> [MATERIAL PROVIDED]:

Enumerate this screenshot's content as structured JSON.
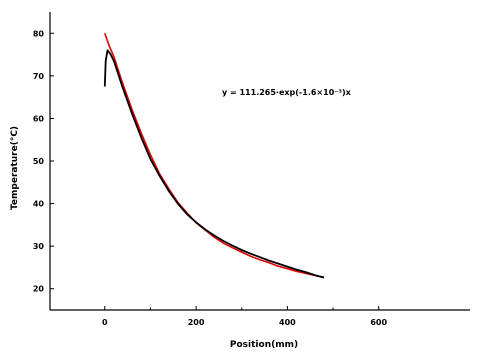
{
  "chart_data": {
    "type": "line",
    "title": "",
    "xlabel": "Position(mm)",
    "ylabel": "Temperature(°C)",
    "xlim": [
      -120,
      800
    ],
    "ylim": [
      15,
      85
    ],
    "xticks": [
      0,
      200,
      400,
      600
    ],
    "yticks": [
      20,
      30,
      40,
      50,
      60,
      70,
      80
    ],
    "grid": false,
    "annotation": "y = 111.265·exp(-1.6×10⁻³)x",
    "series": [
      {
        "color": "#e00000",
        "x": [
          0,
          10,
          20,
          40,
          60,
          80,
          100,
          120,
          140,
          160,
          180,
          200,
          220,
          240,
          260,
          280,
          300,
          320,
          340,
          360,
          380,
          400,
          420,
          440,
          460,
          480
        ],
        "y": [
          80,
          77,
          74.5,
          68,
          62,
          56.5,
          51.5,
          47,
          43.5,
          40.3,
          37.8,
          35.5,
          33.8,
          32.1,
          30.7,
          29.6,
          28.6,
          27.6,
          26.8,
          26.1,
          25.3,
          24.7,
          24.1,
          23.6,
          23.1,
          22.7
        ]
      },
      {
        "color": "#000000",
        "x": [
          0,
          2,
          6,
          12,
          20,
          40,
          60,
          80,
          100,
          120,
          140,
          160,
          180,
          200,
          220,
          240,
          260,
          280,
          300,
          320,
          340,
          360,
          380,
          400,
          420,
          440,
          460,
          480
        ],
        "y": [
          67.5,
          73.5,
          76,
          75.2,
          73.5,
          67,
          61,
          55.5,
          50.5,
          46.5,
          43,
          40,
          37.5,
          35.6,
          33.9,
          32.5,
          31.2,
          30.1,
          29.1,
          28.2,
          27.4,
          26.6,
          25.9,
          25.2,
          24.5,
          23.9,
          23.2,
          22.6
        ]
      }
    ]
  }
}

> [AIM]: Copy the whole listing above word for word but do not carry over the pictures.

> [EXERCISE OUTPUT]:
Enumerate this screenshot's content as structured JSON.
{
  "chart_data": {
    "type": "line",
    "title": "",
    "xlabel": "Position(mm)",
    "ylabel": "Temperature(°C)",
    "xlim": [
      -120,
      800
    ],
    "ylim": [
      15,
      85
    ],
    "xticks": [
      0,
      200,
      400,
      600
    ],
    "yticks": [
      20,
      30,
      40,
      50,
      60,
      70,
      80
    ],
    "grid": false,
    "annotation": "y = 111.265·exp(-1.6×10⁻³)x",
    "series": [
      {
        "color": "#e00000",
        "x": [
          0,
          10,
          20,
          40,
          60,
          80,
          100,
          120,
          140,
          160,
          180,
          200,
          220,
          240,
          260,
          280,
          300,
          320,
          340,
          360,
          380,
          400,
          420,
          440,
          460,
          480
        ],
        "y": [
          80,
          77,
          74.5,
          68,
          62,
          56.5,
          51.5,
          47,
          43.5,
          40.3,
          37.8,
          35.5,
          33.8,
          32.1,
          30.7,
          29.6,
          28.6,
          27.6,
          26.8,
          26.1,
          25.3,
          24.7,
          24.1,
          23.6,
          23.1,
          22.7
        ]
      },
      {
        "color": "#000000",
        "x": [
          0,
          2,
          6,
          12,
          20,
          40,
          60,
          80,
          100,
          120,
          140,
          160,
          180,
          200,
          220,
          240,
          260,
          280,
          300,
          320,
          340,
          360,
          380,
          400,
          420,
          440,
          460,
          480
        ],
        "y": [
          67.5,
          73.5,
          76,
          75.2,
          73.5,
          67,
          61,
          55.5,
          50.5,
          46.5,
          43,
          40,
          37.5,
          35.6,
          33.9,
          32.5,
          31.2,
          30.1,
          29.1,
          28.2,
          27.4,
          26.6,
          25.9,
          25.2,
          24.5,
          23.9,
          23.2,
          22.6
        ]
      }
    ]
  }
}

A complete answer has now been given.